Your task:
Look through the records that follow. Copy every line containing the word "области".

************

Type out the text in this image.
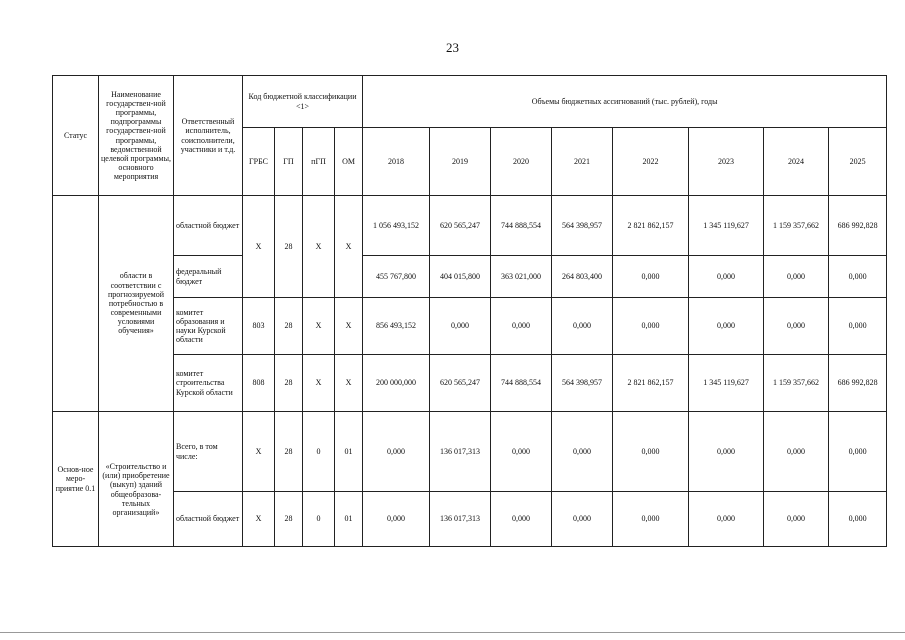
23
Статус	Наименование государствен-ной программы, подпрограммы государствен-ной программы, ведомственной целевой программы, основного мероприятия	Ответственный исполнитель, соисполнители, участники и т.д.	Код бюджетной классификации <1>				Объемы бюджетных ассигнований (тыс. рублей), годы							
			ГРБС	ГП	пГП	ОМ	2018	2019	2020	2021	2022	2023	2024	2025
	области в соответствии с прогнозируемой потребностью в современными условиями обучения»	областной бюджет	Х	28	Х	Х	1 056 493,152	620 565,247	744 888,554	564 398,957	2 821 862,157	1 345 119,627	1 159 357,662	686 992,828
		федеральный бюджет					455 767,800	404 015,800	363 021,000	264 803,400	0,000	0,000	0,000	0,000
		комитет образования и науки Курской области	803	28	Х	Х	856 493,152	0,000	0,000	0,000	0,000	0,000	0,000	0,000
		комитет строительства Курской области	808	28	Х	Х	200 000,000	620 565,247	744 888,554	564 398,957	2 821 862,157	1 345 119,627	1 159 357,662	686 992,828
Основ-ное меро-приятие 0.1	«Строительство и (или) приобретение (выкуп) зданий общеобразова-тельных организаций»	Всего, в том числе:	Х	28	0	01	0,000	136 017,313	0,000	0,000	0,000	0,000	0,000	0,000
		областной бюджет	Х	28	0	01	0,000	136 017,313	0,000	0,000	0,000	0,000	0,000	0,000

************

Full solution:
	области в соответствии с прогнозируемой потребностью в современными условиями обучения»	областной бюджет	Х	28	Х	Х	1 056 493,152	620 565,247	744 888,554	564 398,957	2 821 862,157	1 345 119,627	1 159 357,662	686 992,828
		комитет образования и науки Курской области	803	28	Х	Х	856 493,152	0,000	0,000	0,000	0,000	0,000	0,000	0,000
		комитет строительства Курской области	808	28	Х	Х	200 000,000	620 565,247	744 888,554	564 398,957	2 821 862,157	1 345 119,627	1 159 357,662	686 992,828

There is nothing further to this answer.